-- begin --

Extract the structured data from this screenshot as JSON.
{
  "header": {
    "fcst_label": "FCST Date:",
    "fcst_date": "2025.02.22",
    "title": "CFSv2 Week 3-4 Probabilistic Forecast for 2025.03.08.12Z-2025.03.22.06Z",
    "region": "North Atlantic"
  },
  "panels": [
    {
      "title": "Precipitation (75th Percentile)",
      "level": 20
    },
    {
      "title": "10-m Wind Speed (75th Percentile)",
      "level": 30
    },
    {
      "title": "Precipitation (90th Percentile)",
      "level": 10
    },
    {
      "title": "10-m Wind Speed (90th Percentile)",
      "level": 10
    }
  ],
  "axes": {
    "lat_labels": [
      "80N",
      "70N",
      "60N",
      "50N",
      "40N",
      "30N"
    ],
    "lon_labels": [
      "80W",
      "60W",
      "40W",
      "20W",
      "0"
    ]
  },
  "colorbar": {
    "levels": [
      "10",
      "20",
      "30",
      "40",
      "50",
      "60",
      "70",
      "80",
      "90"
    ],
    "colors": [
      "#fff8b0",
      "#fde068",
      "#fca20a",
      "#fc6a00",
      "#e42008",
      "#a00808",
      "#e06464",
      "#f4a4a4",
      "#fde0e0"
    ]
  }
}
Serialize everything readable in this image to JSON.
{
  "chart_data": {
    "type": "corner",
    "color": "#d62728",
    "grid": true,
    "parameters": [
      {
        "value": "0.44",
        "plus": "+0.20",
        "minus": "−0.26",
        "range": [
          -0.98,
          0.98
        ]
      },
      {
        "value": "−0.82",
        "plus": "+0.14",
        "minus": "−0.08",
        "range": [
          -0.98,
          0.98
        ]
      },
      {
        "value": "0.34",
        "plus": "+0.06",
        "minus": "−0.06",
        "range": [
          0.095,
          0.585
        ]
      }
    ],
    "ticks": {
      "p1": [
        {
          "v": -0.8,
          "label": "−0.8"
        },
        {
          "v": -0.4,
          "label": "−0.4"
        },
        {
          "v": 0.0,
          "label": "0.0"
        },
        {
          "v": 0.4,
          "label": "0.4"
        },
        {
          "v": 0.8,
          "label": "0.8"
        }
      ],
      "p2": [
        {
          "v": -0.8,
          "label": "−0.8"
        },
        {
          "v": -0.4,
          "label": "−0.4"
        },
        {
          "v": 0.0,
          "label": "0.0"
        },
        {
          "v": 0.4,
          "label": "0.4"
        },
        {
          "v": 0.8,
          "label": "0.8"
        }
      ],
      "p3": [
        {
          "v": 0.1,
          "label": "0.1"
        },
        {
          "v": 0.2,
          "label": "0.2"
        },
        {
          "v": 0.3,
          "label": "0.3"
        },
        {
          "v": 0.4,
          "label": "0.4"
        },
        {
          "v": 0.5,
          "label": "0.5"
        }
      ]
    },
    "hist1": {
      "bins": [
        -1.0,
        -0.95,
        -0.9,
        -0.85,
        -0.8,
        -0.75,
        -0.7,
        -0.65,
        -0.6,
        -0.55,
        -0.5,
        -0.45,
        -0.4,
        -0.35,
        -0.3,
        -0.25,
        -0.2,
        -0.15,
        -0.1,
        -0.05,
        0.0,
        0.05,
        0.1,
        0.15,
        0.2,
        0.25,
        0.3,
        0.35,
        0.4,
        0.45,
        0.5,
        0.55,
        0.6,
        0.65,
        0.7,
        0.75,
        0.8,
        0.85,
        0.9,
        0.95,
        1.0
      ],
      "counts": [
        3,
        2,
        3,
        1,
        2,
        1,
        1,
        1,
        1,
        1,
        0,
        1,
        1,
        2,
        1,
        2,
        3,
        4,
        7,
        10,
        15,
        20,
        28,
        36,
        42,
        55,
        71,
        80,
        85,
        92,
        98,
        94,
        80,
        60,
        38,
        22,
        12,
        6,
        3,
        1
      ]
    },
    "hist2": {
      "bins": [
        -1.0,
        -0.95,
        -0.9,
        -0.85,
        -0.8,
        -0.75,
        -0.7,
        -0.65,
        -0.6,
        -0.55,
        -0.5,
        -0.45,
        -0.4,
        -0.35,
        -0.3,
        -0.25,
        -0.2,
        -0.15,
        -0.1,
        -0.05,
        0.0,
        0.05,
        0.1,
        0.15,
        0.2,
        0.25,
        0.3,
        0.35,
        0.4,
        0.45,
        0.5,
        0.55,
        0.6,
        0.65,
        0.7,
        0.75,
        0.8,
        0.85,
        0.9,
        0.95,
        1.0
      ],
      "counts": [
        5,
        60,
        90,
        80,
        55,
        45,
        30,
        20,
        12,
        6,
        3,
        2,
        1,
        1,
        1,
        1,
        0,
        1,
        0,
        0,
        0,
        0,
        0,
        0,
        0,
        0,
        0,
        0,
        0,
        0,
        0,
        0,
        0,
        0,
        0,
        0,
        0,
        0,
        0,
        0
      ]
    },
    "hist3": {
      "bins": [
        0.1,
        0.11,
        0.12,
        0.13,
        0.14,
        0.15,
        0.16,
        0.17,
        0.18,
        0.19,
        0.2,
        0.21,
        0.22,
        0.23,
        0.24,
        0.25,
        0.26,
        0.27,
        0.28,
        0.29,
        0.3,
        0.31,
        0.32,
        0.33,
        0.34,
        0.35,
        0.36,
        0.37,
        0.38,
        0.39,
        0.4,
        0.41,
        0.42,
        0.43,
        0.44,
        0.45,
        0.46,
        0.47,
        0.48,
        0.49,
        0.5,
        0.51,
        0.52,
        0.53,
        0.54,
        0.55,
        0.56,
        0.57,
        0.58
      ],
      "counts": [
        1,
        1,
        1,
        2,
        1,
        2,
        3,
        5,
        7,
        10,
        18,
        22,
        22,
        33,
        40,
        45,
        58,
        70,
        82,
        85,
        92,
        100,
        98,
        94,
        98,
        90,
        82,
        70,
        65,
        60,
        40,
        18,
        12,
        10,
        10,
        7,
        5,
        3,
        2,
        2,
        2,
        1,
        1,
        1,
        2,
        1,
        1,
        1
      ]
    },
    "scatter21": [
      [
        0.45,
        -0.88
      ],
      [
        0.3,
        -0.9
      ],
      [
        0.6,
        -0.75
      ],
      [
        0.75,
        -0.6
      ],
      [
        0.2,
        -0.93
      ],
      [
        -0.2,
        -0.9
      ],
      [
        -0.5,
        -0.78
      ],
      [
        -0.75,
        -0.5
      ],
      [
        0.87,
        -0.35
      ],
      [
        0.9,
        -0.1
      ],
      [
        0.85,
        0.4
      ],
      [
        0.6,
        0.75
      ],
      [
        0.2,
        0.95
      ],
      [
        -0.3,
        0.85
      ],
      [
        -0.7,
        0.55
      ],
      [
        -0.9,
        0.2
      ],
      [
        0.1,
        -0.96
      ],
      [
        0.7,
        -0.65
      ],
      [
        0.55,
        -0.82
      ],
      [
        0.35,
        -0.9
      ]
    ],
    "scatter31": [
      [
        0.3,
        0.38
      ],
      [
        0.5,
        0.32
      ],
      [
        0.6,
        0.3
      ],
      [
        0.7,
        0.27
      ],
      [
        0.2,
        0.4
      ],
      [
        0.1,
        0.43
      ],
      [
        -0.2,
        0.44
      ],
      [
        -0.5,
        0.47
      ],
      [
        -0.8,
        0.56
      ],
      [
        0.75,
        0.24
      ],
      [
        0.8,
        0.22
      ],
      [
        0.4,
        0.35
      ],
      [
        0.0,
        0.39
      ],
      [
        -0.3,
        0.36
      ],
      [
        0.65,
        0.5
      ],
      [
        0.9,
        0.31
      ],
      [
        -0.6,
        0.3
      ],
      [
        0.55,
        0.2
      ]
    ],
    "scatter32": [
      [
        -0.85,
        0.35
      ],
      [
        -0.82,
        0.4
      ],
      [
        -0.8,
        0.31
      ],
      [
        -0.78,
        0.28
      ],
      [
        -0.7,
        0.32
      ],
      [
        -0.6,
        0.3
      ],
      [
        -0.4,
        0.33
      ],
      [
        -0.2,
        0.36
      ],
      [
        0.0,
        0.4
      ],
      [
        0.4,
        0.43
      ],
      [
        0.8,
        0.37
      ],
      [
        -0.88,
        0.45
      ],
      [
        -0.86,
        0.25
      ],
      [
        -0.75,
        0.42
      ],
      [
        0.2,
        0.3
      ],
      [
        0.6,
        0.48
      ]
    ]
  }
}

-- end --

* THE EXERCISE *
Which lines above contain the word "title"? Copy each of them.

* COMPLETED TASK *
    "title": "CFSv2 Week 3-4 Probabilistic Forecast for 2025.03.08.12Z-2025.03.22.06Z",
      "title": "Precipitation (75th Percentile)",
      "title": "10-m Wind Speed (75th Percentile)",
      "title": "Precipitation (90th Percentile)",
      "title": "10-m Wind Speed (90th Percentile)",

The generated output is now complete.